Dataset content =>
>> Start

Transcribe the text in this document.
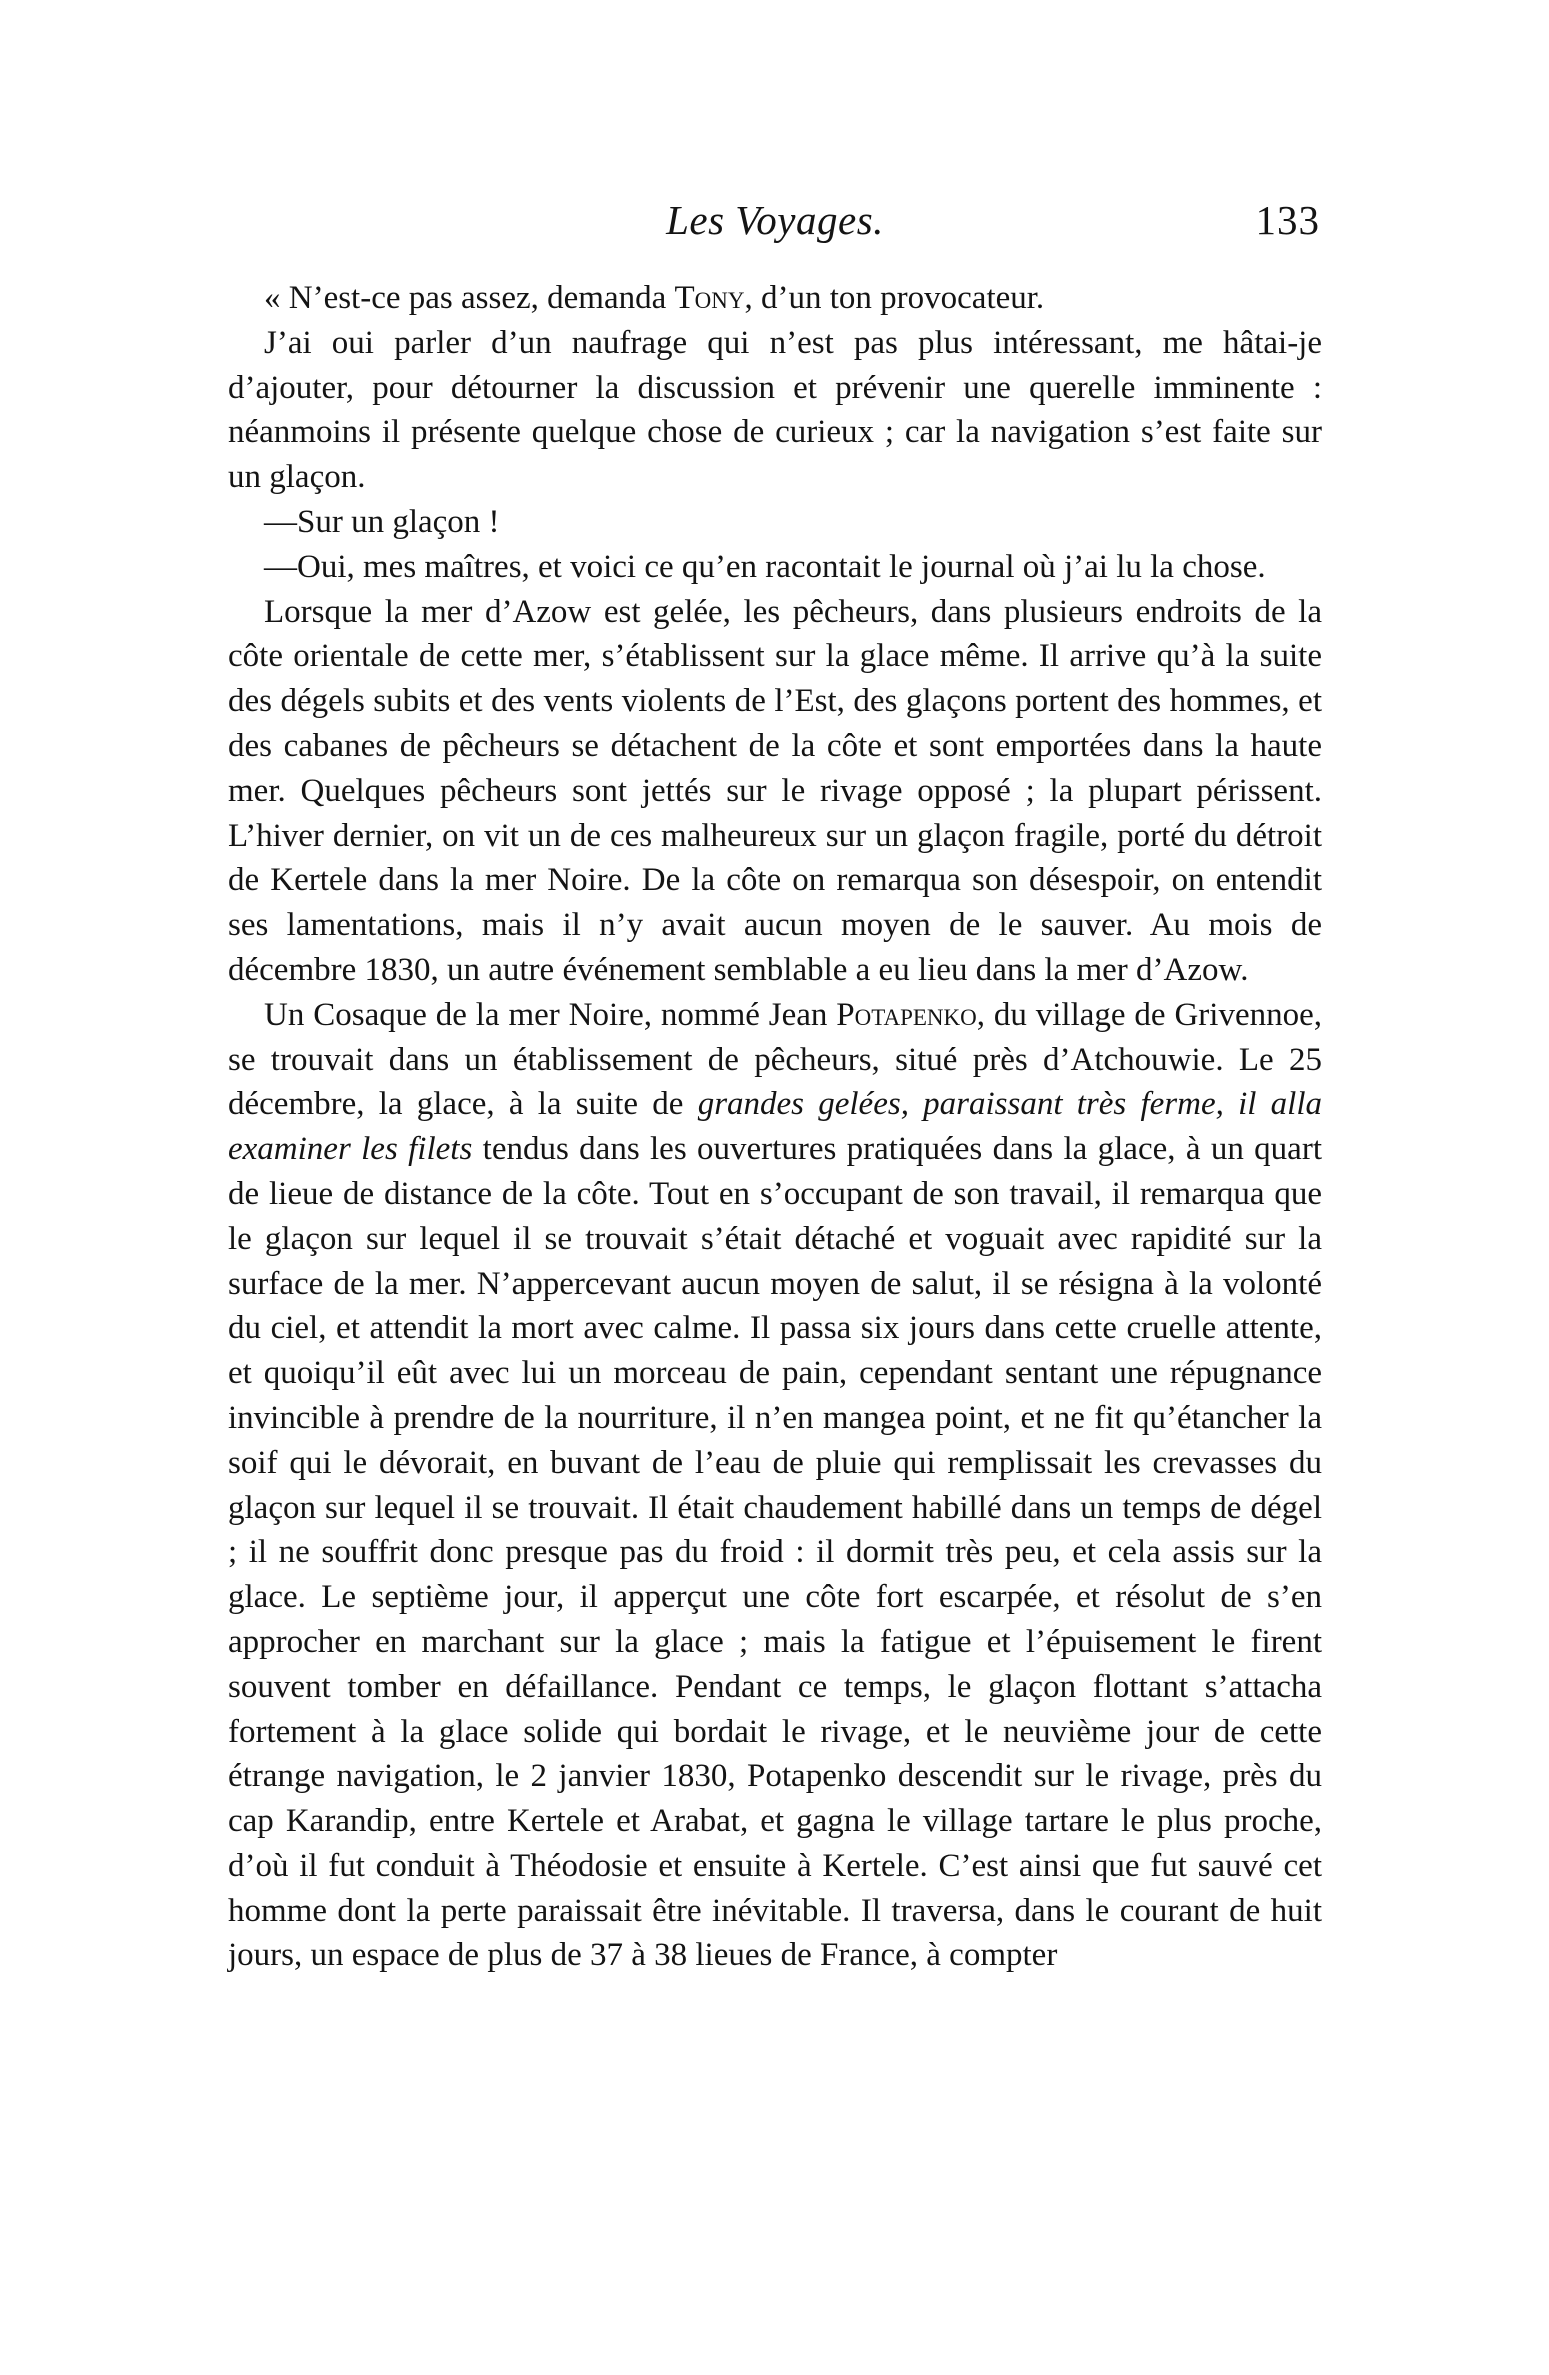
Les Voyages.	133

« N’est-ce pas assez, demanda Tony, d’un ton provocateur.

J’ai oui parler d’un naufrage qui n’est pas plus intéressant, me hâtai-je d’ajouter, pour détourner la discussion et prévenir une querelle imminente : néanmoins il présente quelque chose de curieux ; car la navigation s’est faite sur un glaçon.

—Sur un glaçon !

—Oui, mes maîtres, et voici ce qu’en racontait le journal où j’ai lu la chose.

Lorsque la mer d’Azow est gelée, les pêcheurs, dans plusieurs endroits de la côte orientale de cette mer, s’établissent sur la glace même. Il arrive qu’à la suite des dégels subits et des vents violents de l’Est, des glaçons portent des hommes, et des cabanes de pêcheurs se détachent de la côte et sont emportées dans la haute mer. Quelques pêcheurs sont jettés sur le rivage opposé ; la plupart périssent. L’hiver dernier, on vit un de ces malheureux sur un glaçon fragile, porté du détroit de Kertele dans la mer Noire. De la côte on remarqua son désespoir, on entendit ses lamentations, mais il n’y avait aucun moyen de le sauver. Au mois de décembre 1830, un autre événement semblable a eu lieu dans la mer d’Azow.

Un Cosaque de la mer Noire, nommé Jean Potapenko, du village de Grivennoe, se trouvait dans un établissement de pêcheurs, situé près d’Atchouwie. Le 25 décembre, la glace, à la suite de grandes gelées, paraissant très ferme, il alla examiner les filets tendus dans les ouvertures pratiquées dans la glace, à un quart de lieue de distance de la côte. Tout en s’occupant de son travail, il remarqua que le glaçon sur lequel il se trouvait s’était détaché et voguait avec rapidité sur la surface de la mer. N’appercevant aucun moyen de salut, il se résigna à la volonté du ciel, et attendit la mort avec calme. Il passa six jours dans cette cruelle attente, et quoiqu’il eût avec lui un morceau de pain, cependant sentant une répugnance invincible à prendre de la nourriture, il n’en mangea point, et ne fit qu’étancher la soif qui le dévorait, en buvant de l’eau de pluie qui remplissait les crevasses du glaçon sur lequel il se trouvait. Il était chaudement habillé dans un temps de dégel ; il ne souffrit donc presque pas du froid : il dormit très peu, et cela assis sur la glace. Le septième jour, il apperçut une côte fort escarpée, et résolut de s’en approcher en marchant sur la glace ; mais la fatigue et l’épuisement le firent souvent tomber en défaillance. Pendant ce temps, le glaçon flottant s’attacha fortement à la glace solide qui bordait le rivage, et le neuvième jour de cette étrange navigation, le 2 janvier 1830, Potapenko descendit sur le rivage, près du cap Karandip, entre Kertele et Arabat, et gagna le village tartare le plus proche, d’où il fut conduit à Théodosie et ensuite à Kertele. C’est ainsi que fut sauvé cet homme dont la perte paraissait être inévitable. Il traversa, dans le courant de huit jours, un espace de plus de 37 à 38 lieues de France, à compter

>> End

Required task =>
Go through the data above and transcribe it in full, omitting any image.

Result of this task =>
Transcribe the text in this document.
Les Voyages.	133

« N’est-ce pas assez, demanda Tony, d’un ton provocateur.

J’ai oui parler d’un naufrage qui n’est pas plus intéressant, me hâtai-je d’ajouter, pour détourner la discussion et prévenir une querelle imminente : néanmoins il présente quelque chose de curieux ; car la navigation s’est faite sur un glaçon.

—Sur un glaçon !

—Oui, mes maîtres, et voici ce qu’en racontait le journal où j’ai lu la chose.

Lorsque la mer d’Azow est gelée, les pêcheurs, dans plusieurs endroits de la côte orientale de cette mer, s’établissent sur la glace même. Il arrive qu’à la suite des dégels subits et des vents violents de l’Est, des glaçons portent des hommes, et des cabanes de pêcheurs se détachent de la côte et sont emportées dans la haute mer. Quelques pêcheurs sont jettés sur le rivage opposé ; la plupart périssent. L’hiver dernier, on vit un de ces malheureux sur un glaçon fragile, porté du détroit de Kertele dans la mer Noire. De la côte on remarqua son désespoir, on entendit ses lamentations, mais il n’y avait aucun moyen de le sauver. Au mois de décembre 1830, un autre événement semblable a eu lieu dans la mer d’Azow.

Un Cosaque de la mer Noire, nommé Jean Potapenko, du village de Grivennoe, se trouvait dans un établissement de pêcheurs, situé près d’Atchouwie. Le 25 décembre, la glace, à la suite de grandes gelées, paraissant très ferme, il alla examiner les filets tendus dans les ouvertures pratiquées dans la glace, à un quart de lieue de distance de la côte. Tout en s’occupant de son travail, il remarqua que le glaçon sur lequel il se trouvait s’était détaché et voguait avec rapidité sur la surface de la mer. N’appercevant aucun moyen de salut, il se résigna à la volonté du ciel, et attendit la mort avec calme. Il passa six jours dans cette cruelle attente, et quoiqu’il eût avec lui un morceau de pain, cependant sentant une répugnance invincible à prendre de la nourriture, il n’en mangea point, et ne fit qu’étancher la soif qui le dévorait, en buvant de l’eau de pluie qui remplissait les crevasses du glaçon sur lequel il se trouvait. Il était chaudement habillé dans un temps de dégel ; il ne souffrit donc presque pas du froid : il dormit très peu, et cela assis sur la glace. Le septième jour, il apperçut une côte fort escarpée, et résolut de s’en approcher en marchant sur la glace ; mais la fatigue et l’épuisement le firent souvent tomber en défaillance. Pendant ce temps, le glaçon flottant s’attacha fortement à la glace solide qui bordait le rivage, et le neuvième jour de cette étrange navigation, le 2 janvier 1830, Potapenko descendit sur le rivage, près du cap Karandip, entre Kertele et Arabat, et gagna le village tartare le plus proche, d’où il fut conduit à Théodosie et ensuite à Kertele. C’est ainsi que fut sauvé cet homme dont la perte paraissait être inévitable. Il traversa, dans le courant de huit jours, un espace de plus de 37 à 38 lieues de France, à compter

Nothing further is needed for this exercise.